== Problem details ==
Return each line of the listing that contains the string "природничих".

== Data shown ==
==================================================
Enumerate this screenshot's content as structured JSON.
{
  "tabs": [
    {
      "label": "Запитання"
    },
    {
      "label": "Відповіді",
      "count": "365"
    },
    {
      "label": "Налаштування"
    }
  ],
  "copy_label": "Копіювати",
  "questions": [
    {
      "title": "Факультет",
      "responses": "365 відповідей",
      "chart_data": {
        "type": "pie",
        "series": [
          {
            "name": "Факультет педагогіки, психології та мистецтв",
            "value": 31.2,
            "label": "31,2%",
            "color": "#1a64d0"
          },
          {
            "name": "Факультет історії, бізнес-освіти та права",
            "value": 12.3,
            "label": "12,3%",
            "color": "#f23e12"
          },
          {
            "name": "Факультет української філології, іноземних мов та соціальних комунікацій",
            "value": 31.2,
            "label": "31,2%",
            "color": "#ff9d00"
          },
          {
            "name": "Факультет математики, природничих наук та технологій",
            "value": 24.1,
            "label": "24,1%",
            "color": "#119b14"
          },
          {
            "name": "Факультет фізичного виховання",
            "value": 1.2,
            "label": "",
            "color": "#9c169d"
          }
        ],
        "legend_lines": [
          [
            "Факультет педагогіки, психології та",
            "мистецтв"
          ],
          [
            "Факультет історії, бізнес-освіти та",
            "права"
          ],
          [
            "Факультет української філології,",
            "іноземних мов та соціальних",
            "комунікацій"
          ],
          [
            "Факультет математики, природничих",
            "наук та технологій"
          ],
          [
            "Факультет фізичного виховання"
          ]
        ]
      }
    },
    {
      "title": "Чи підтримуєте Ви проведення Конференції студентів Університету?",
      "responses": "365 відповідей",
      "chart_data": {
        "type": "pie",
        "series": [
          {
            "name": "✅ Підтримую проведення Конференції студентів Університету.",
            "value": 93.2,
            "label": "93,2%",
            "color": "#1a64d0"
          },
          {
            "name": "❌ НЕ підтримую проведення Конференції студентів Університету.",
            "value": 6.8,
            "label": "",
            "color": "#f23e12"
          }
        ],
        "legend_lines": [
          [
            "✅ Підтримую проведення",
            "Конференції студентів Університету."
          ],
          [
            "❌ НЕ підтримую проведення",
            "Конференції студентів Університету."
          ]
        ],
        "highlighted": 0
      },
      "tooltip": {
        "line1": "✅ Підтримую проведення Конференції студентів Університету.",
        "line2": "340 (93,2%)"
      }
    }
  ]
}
==================================================
== Solution for this task ==
            "name": "Факультет математики, природничих наук та технологій",
            "Факультет математики, природничих",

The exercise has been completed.